**REQUIREMENTS**
Below are entries; tally how many lines hold the string "alignment" and answer with only that figure.

**DATASET ROWS**

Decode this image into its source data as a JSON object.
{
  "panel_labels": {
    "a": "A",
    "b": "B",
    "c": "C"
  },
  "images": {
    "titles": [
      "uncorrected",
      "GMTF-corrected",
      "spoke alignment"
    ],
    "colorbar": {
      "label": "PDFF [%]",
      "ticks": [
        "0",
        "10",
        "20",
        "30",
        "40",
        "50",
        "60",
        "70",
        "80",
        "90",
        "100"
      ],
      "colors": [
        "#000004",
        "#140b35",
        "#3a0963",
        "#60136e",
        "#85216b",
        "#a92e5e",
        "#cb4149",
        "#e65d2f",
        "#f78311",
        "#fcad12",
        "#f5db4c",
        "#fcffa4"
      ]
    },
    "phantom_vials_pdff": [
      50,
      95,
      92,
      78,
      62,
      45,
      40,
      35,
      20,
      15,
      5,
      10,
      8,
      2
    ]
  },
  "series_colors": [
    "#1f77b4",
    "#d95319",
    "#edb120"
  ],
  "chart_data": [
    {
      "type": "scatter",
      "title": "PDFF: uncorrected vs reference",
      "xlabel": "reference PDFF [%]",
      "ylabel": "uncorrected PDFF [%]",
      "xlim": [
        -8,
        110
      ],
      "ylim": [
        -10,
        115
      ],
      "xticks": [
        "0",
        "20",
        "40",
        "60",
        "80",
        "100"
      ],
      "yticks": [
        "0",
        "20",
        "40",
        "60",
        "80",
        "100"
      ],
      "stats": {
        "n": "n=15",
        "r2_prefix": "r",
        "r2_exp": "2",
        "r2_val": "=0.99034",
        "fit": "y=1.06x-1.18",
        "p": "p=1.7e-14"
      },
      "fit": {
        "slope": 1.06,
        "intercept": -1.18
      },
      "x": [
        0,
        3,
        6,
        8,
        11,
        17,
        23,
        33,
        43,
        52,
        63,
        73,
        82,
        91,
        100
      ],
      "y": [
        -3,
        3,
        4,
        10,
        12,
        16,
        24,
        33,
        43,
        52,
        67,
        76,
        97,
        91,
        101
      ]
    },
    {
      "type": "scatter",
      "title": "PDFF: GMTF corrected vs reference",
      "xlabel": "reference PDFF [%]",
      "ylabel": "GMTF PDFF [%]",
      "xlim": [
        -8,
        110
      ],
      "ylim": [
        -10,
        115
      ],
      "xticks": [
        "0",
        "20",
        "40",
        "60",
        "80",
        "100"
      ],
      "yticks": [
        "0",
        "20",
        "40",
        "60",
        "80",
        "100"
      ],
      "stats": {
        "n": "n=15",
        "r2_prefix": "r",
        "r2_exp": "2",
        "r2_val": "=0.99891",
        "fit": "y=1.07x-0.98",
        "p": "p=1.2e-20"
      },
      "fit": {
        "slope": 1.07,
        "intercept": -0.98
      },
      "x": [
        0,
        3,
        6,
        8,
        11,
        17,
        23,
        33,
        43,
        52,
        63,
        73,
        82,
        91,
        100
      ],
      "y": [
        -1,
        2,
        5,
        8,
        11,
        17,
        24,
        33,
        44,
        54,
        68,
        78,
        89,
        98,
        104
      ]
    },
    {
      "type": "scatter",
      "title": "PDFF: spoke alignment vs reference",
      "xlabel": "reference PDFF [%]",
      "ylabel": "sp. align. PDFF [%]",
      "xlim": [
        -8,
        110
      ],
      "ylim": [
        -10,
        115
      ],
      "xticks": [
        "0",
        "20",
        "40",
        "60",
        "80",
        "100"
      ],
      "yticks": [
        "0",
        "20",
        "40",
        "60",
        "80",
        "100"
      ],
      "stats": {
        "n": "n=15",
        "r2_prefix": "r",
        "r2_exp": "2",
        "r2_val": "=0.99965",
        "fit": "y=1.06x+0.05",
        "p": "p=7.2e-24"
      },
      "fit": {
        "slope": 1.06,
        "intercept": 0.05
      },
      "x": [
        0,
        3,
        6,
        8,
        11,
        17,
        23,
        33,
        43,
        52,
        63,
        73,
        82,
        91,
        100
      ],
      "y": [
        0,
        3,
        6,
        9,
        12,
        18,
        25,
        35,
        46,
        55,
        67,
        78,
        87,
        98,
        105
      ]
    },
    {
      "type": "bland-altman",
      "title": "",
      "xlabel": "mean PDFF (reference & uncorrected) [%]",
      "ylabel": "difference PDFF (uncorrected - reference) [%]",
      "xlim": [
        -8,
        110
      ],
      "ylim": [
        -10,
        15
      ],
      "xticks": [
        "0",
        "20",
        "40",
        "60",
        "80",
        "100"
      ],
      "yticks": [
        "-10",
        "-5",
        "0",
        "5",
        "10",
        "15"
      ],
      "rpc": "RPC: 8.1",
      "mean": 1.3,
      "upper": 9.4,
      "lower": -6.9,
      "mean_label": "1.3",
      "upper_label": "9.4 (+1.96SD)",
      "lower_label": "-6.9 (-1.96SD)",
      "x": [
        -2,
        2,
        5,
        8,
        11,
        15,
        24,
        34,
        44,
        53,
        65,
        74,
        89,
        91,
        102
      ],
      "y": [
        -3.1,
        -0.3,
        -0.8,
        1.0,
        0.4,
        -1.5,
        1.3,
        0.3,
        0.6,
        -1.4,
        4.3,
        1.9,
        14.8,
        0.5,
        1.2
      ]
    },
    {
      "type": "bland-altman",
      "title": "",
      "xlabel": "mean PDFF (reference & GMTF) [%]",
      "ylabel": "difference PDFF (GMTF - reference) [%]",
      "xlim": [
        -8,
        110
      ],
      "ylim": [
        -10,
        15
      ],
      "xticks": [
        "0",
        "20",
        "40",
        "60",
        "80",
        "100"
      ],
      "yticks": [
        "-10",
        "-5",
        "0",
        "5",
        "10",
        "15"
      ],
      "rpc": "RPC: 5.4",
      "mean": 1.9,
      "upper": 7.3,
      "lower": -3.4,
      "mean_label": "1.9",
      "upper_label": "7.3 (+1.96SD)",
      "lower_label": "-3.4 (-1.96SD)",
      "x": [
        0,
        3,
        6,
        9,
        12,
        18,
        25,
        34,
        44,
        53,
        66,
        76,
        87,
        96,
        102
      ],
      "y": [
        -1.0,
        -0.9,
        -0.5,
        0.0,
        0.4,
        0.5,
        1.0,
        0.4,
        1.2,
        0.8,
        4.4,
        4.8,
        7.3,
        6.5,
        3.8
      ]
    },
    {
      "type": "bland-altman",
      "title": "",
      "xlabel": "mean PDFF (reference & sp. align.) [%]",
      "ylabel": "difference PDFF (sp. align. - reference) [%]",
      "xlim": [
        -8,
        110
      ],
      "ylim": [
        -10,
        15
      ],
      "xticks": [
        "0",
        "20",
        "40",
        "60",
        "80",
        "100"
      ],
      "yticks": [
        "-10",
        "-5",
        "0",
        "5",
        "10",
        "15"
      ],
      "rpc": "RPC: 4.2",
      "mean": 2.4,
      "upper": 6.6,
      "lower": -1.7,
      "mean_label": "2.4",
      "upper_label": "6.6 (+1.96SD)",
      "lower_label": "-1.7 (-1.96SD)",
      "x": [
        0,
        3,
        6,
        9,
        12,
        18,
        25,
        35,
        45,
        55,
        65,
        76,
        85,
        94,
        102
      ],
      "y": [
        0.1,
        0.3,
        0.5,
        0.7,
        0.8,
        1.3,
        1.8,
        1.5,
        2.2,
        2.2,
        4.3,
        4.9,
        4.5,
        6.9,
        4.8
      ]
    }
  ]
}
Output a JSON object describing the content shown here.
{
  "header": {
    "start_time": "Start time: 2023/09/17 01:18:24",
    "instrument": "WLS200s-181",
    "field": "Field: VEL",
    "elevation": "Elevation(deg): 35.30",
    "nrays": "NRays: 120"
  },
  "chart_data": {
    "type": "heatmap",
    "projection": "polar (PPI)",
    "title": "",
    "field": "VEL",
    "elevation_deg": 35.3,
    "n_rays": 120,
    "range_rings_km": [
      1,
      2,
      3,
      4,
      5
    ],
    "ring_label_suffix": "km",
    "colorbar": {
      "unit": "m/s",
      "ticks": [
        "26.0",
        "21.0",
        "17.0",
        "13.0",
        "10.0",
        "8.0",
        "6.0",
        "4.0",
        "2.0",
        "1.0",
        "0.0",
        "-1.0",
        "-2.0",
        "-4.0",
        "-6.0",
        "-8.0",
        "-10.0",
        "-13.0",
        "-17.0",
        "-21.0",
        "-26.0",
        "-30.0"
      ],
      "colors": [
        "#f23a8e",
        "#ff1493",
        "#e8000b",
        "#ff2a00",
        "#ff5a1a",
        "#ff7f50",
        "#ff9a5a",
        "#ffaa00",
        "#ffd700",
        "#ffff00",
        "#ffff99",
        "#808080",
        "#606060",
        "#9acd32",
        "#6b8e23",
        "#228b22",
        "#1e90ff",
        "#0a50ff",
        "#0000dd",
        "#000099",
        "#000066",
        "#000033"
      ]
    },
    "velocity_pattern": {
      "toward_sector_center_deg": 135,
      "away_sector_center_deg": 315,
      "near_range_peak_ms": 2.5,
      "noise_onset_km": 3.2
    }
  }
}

**COMPLETED TASK**
2